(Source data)

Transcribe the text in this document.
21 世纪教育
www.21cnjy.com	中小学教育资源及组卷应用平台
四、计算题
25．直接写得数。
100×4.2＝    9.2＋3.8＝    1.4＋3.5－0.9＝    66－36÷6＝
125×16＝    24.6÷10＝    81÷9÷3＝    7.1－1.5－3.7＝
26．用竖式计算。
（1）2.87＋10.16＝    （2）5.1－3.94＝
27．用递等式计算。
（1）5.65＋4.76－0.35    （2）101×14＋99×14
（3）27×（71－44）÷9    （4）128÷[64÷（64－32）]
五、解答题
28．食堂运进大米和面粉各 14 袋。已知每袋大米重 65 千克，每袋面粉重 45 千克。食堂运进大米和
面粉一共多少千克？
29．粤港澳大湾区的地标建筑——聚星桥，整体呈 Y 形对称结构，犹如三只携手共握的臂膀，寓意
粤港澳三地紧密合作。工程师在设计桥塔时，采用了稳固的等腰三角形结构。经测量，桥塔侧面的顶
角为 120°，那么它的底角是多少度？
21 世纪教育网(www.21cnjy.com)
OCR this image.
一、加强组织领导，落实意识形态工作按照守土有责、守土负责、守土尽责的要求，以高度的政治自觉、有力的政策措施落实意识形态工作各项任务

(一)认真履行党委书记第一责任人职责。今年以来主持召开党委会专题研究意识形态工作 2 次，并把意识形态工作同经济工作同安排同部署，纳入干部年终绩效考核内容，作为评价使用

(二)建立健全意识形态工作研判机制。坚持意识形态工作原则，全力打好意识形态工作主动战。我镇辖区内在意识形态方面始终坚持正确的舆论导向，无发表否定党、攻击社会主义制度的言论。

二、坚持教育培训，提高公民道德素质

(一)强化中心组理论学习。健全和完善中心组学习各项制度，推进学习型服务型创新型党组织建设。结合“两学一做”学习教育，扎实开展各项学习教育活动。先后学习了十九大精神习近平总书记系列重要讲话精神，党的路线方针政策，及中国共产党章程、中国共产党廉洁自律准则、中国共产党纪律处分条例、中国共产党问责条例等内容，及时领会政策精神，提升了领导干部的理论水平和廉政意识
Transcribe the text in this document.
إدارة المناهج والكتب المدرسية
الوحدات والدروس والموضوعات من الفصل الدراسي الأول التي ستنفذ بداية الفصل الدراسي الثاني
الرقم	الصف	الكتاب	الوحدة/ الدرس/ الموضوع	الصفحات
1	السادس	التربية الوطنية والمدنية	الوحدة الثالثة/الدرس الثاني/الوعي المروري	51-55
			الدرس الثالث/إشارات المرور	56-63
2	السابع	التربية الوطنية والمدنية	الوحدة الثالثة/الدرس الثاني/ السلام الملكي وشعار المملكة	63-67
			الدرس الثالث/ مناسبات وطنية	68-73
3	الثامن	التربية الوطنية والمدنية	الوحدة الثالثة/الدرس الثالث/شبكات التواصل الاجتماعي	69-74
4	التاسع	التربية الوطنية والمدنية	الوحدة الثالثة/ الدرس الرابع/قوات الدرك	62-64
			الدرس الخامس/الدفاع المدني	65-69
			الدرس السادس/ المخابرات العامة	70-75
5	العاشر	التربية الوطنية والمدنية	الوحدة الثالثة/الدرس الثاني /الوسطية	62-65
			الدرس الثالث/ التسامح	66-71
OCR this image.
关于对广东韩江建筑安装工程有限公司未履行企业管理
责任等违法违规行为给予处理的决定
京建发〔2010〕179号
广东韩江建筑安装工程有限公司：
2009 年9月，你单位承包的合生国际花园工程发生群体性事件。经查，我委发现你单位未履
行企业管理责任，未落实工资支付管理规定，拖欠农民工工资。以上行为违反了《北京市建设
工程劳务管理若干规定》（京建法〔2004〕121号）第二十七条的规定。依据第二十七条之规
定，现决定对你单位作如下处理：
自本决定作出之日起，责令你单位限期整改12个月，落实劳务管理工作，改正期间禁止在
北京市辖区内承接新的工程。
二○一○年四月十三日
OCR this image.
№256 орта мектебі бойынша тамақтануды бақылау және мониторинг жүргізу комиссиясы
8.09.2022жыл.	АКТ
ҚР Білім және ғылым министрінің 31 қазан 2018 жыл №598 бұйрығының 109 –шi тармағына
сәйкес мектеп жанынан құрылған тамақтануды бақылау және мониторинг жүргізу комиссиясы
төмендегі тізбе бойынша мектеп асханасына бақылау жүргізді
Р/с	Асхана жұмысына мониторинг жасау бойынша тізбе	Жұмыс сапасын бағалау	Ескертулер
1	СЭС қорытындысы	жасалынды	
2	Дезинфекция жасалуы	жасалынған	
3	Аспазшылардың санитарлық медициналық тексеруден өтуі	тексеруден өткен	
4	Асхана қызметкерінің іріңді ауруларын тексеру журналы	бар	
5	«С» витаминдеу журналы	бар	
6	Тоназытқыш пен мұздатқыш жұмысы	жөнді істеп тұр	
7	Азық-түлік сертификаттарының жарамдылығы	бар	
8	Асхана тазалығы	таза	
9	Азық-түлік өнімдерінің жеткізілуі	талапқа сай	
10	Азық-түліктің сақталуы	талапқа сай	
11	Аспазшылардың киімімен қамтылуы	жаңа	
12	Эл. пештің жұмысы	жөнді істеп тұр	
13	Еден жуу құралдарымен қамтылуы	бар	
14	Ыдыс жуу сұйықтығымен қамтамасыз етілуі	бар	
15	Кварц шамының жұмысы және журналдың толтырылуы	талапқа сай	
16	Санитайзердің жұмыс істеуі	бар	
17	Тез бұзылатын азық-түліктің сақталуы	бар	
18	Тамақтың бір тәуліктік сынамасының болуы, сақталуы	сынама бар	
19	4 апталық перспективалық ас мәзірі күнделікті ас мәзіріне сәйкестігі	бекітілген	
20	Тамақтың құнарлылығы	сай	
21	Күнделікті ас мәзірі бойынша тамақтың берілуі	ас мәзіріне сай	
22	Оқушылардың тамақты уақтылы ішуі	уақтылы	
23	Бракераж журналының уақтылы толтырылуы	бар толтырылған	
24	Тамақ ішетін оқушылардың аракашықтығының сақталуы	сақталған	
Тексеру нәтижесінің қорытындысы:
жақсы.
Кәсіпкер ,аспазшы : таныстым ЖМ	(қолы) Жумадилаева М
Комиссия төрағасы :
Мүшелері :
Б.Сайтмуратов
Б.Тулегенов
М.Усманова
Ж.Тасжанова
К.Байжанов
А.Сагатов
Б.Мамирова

> DIRECTIONS FOR THIS TASK
Each line above that includes "сақталуы" should be shown.

> WRITTEN SOLUTION
10	Азық-түліктің сақталуы	талапқа сай	
17	Тез бұзылатын азық-түліктің сақталуы	бар	
18	Тамақтың бір тәуліктік сынамасының болуы, сақталуы	сынама бар	
24	Тамақ ішетін оқушылардың аракашықтығының сақталуы	сақталған	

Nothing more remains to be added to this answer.